╭─ EXTRACTED ENTRIES
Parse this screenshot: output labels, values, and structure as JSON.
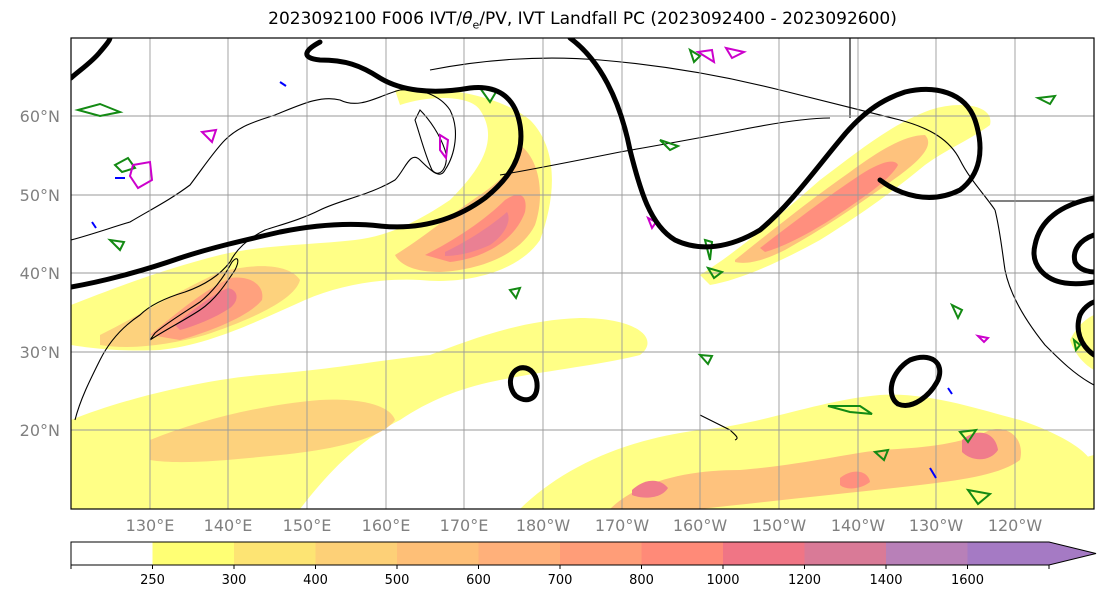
{
  "title": {
    "before": "2023092100 F006 IVT/",
    "theta": "θ",
    "theta_sub": "e",
    "after": "/PV, IVT Landfall PC (2023092400 - 2023092600)"
  },
  "map": {
    "projection": "cylindrical",
    "lon_range": [
      120,
      -110
    ],
    "lat_range": [
      10,
      70
    ],
    "lat_labels": [
      "20°N",
      "30°N",
      "40°N",
      "50°N",
      "60°N"
    ],
    "lon_labels": [
      "130°E",
      "140°E",
      "150°E",
      "160°E",
      "170°E",
      "180°W",
      "170°W",
      "160°W",
      "150°W",
      "140°W",
      "130°W",
      "120°W"
    ],
    "gridlines": true
  },
  "colorbar": {
    "tick_labels": [
      "250",
      "300",
      "400",
      "500",
      "600",
      "700",
      "800",
      "1000",
      "1200",
      "1400",
      "1600"
    ],
    "colors": [
      "#ffffff",
      "#ffff74",
      "#fde473",
      "#fdd077",
      "#febf77",
      "#ffb07a",
      "#ff9d78",
      "#ff8a78",
      "#f07585",
      "#d97a97",
      "#b880b8",
      "#a57ac4"
    ],
    "extend": "max"
  },
  "layers": {
    "ivt_fill": "IVT shading",
    "pv_contour_color": "#000000",
    "theta_e_positive_color": "#138a13",
    "theta_e_negative_color": "#0000ff",
    "landfall_pc_color": "#cc00cc"
  }
}
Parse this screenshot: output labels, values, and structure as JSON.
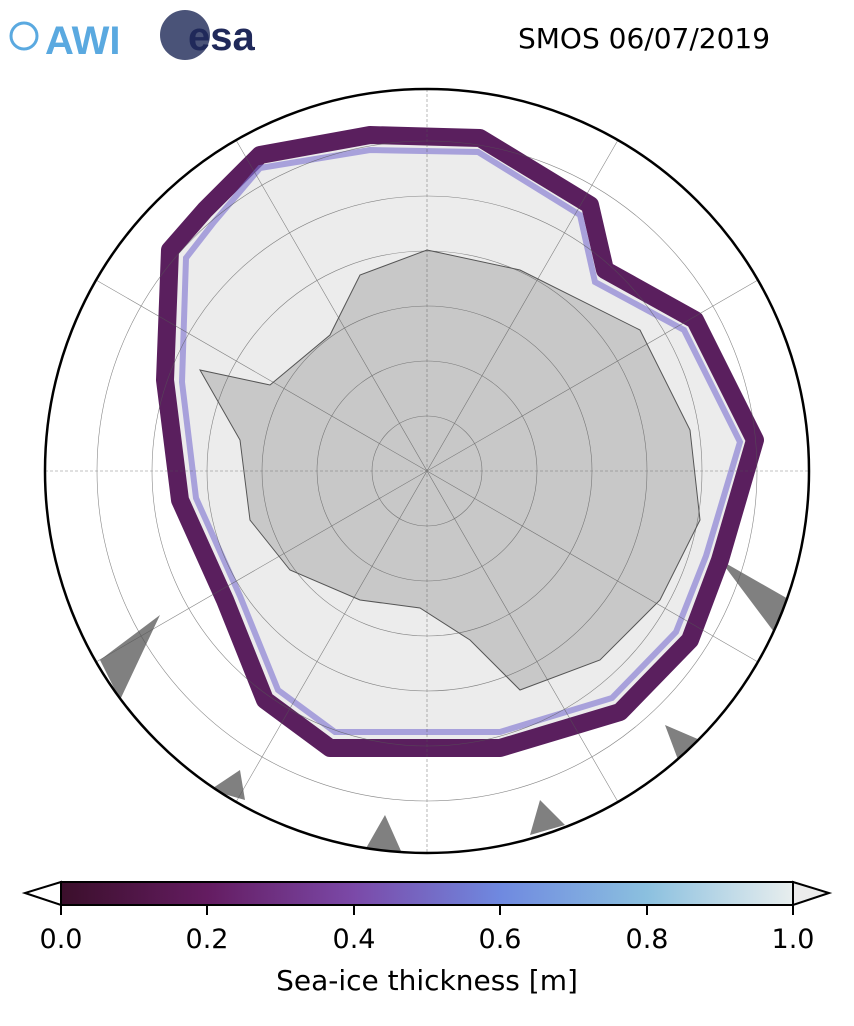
{
  "title": "SMOS 06/07/2019",
  "logos": [
    "AWI",
    "esa"
  ],
  "map": {
    "projection": "south-polar-stereographic",
    "land_color": "#c8c8c8",
    "ice_interior_color": "#ececec",
    "ice_edge_color": "#5a1f5e",
    "grid": true
  },
  "colorbar": {
    "label": "Sea-ice thickness [m]",
    "min": 0.0,
    "max": 1.0,
    "extend": "both",
    "ticks": [
      "0.0",
      "0.2",
      "0.4",
      "0.6",
      "0.8",
      "1.0"
    ],
    "colors": [
      "#3b0f2b",
      "#641c61",
      "#7b49a8",
      "#6f89e0",
      "#8bc0df",
      "#e8eeee"
    ]
  }
}
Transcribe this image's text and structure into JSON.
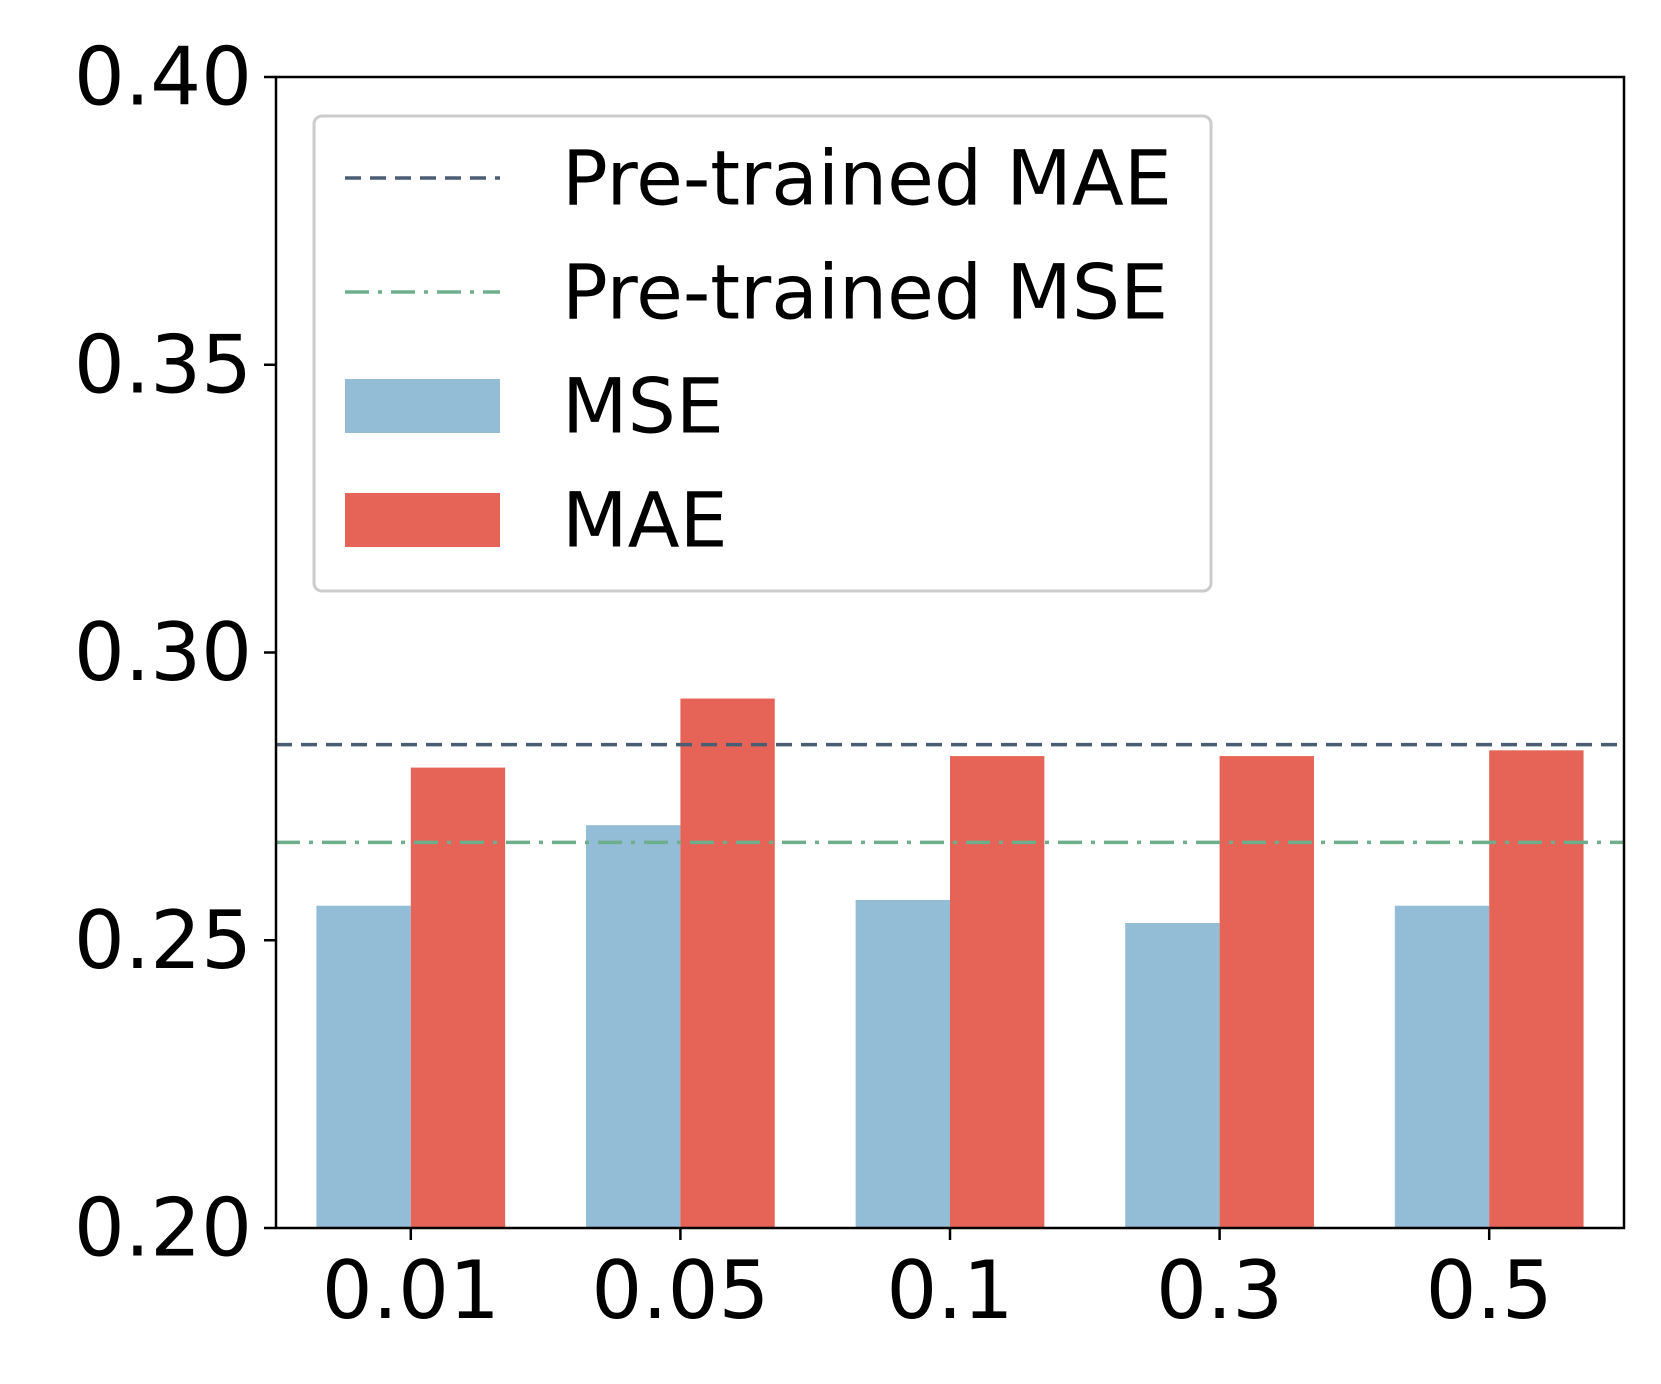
{
  "colors": {
    "mse_bar": "#93bcd6",
    "mae_bar": "#e66357",
    "pretrained_mae_line": "#4a5d73",
    "pretrained_mse_line": "#6fae8c",
    "axis": "#000000",
    "legend_border": "#cccccc"
  },
  "chart_data": {
    "type": "bar",
    "title": "",
    "xlabel": "",
    "ylabel": "",
    "categories": [
      "0.01",
      "0.05",
      "0.1",
      "0.3",
      "0.5"
    ],
    "series": [
      {
        "name": "MSE",
        "values": [
          0.256,
          0.27,
          0.257,
          0.253,
          0.256
        ]
      },
      {
        "name": "MAE",
        "values": [
          0.28,
          0.292,
          0.282,
          0.282,
          0.283
        ]
      }
    ],
    "reference_lines": [
      {
        "name": "Pre-trained MAE",
        "value": 0.284,
        "style": "dashed"
      },
      {
        "name": "Pre-trained MSE",
        "value": 0.267,
        "style": "dashdot"
      }
    ],
    "ylim": [
      0.2,
      0.4
    ],
    "yticks": [
      0.2,
      0.25,
      0.3,
      0.35,
      0.4
    ],
    "ytick_labels": [
      "0.20",
      "0.25",
      "0.30",
      "0.35",
      "0.40"
    ],
    "grid": false,
    "legend": {
      "position": "upper-left",
      "entries": [
        "Pre-trained MAE",
        "Pre-trained MSE",
        "MSE",
        "MAE"
      ]
    }
  }
}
╰─
* **SET EXERCISE**:
Every line above should be returned exactly; the pictures stay out.

* **EXERCISE SOLUTION**:
Parse this screenshot: output labels, values, and structure as JSON.
{
  "title": {
    "before": "2023092100 F006 IVT/",
    "theta": "θ",
    "theta_sub": "e",
    "after": "/PV, IVT Landfall PC (2023092400 - 2023092600)"
  },
  "map": {
    "projection": "cylindrical",
    "lon_range": [
      120,
      -110
    ],
    "lat_range": [
      10,
      70
    ],
    "lat_labels": [
      "20°N",
      "30°N",
      "40°N",
      "50°N",
      "60°N"
    ],
    "lon_labels": [
      "130°E",
      "140°E",
      "150°E",
      "160°E",
      "170°E",
      "180°W",
      "170°W",
      "160°W",
      "150°W",
      "140°W",
      "130°W",
      "120°W"
    ],
    "gridlines": true
  },
  "colorbar": {
    "tick_labels": [
      "250",
      "300",
      "400",
      "500",
      "600",
      "700",
      "800",
      "1000",
      "1200",
      "1400",
      "1600"
    ],
    "colors": [
      "#ffffff",
      "#ffff74",
      "#fde473",
      "#fdd077",
      "#febf77",
      "#ffb07a",
      "#ff9d78",
      "#ff8a78",
      "#f07585",
      "#d97a97",
      "#b880b8",
      "#a57ac4"
    ],
    "extend": "max"
  },
  "layers": {
    "ivt_fill": "IVT shading",
    "pv_contour_color": "#000000",
    "theta_e_positive_color": "#138a13",
    "theta_e_negative_color": "#0000ff",
    "landfall_pc_color": "#cc00cc"
  }
}
Parse this screenshot: output labels, values, and structure as JSON.
{
  "title": "SMOS 06/07/2019",
  "logos": [
    "AWI",
    "esa"
  ],
  "map": {
    "projection": "south-polar-stereographic",
    "land_color": "#c8c8c8",
    "ice_interior_color": "#ececec",
    "ice_edge_color": "#5a1f5e",
    "grid": true
  },
  "colorbar": {
    "label": "Sea-ice thickness [m]",
    "min": 0.0,
    "max": 1.0,
    "extend": "both",
    "ticks": [
      "0.0",
      "0.2",
      "0.4",
      "0.6",
      "0.8",
      "1.0"
    ],
    "colors": [
      "#3b0f2b",
      "#641c61",
      "#7b49a8",
      "#6f89e0",
      "#8bc0df",
      "#e8eeee"
    ]
  }
}
Transcribe this image's text and structure into JSON.
{
  "colors": {
    "mse_bar": "#93bcd6",
    "mae_bar": "#e66357",
    "pretrained_mae_line": "#4a5d73",
    "pretrained_mse_line": "#6fae8c",
    "axis": "#000000",
    "legend_border": "#cccccc"
  },
  "chart_data": {
    "type": "bar",
    "title": "",
    "xlabel": "",
    "ylabel": "",
    "categories": [
      "0.01",
      "0.05",
      "0.1",
      "0.3",
      "0.5"
    ],
    "series": [
      {
        "name": "MSE",
        "values": [
          0.256,
          0.27,
          0.257,
          0.253,
          0.256
        ]
      },
      {
        "name": "MAE",
        "values": [
          0.28,
          0.292,
          0.282,
          0.282,
          0.283
        ]
      }
    ],
    "reference_lines": [
      {
        "name": "Pre-trained MAE",
        "value": 0.284,
        "style": "dashed"
      },
      {
        "name": "Pre-trained MSE",
        "value": 0.267,
        "style": "dashdot"
      }
    ],
    "ylim": [
      0.2,
      0.4
    ],
    "yticks": [
      0.2,
      0.25,
      0.3,
      0.35,
      0.4
    ],
    "ytick_labels": [
      "0.20",
      "0.25",
      "0.30",
      "0.35",
      "0.40"
    ],
    "grid": false,
    "legend": {
      "position": "upper-left",
      "entries": [
        "Pre-trained MAE",
        "Pre-trained MSE",
        "MSE",
        "MAE"
      ]
    }
  }
}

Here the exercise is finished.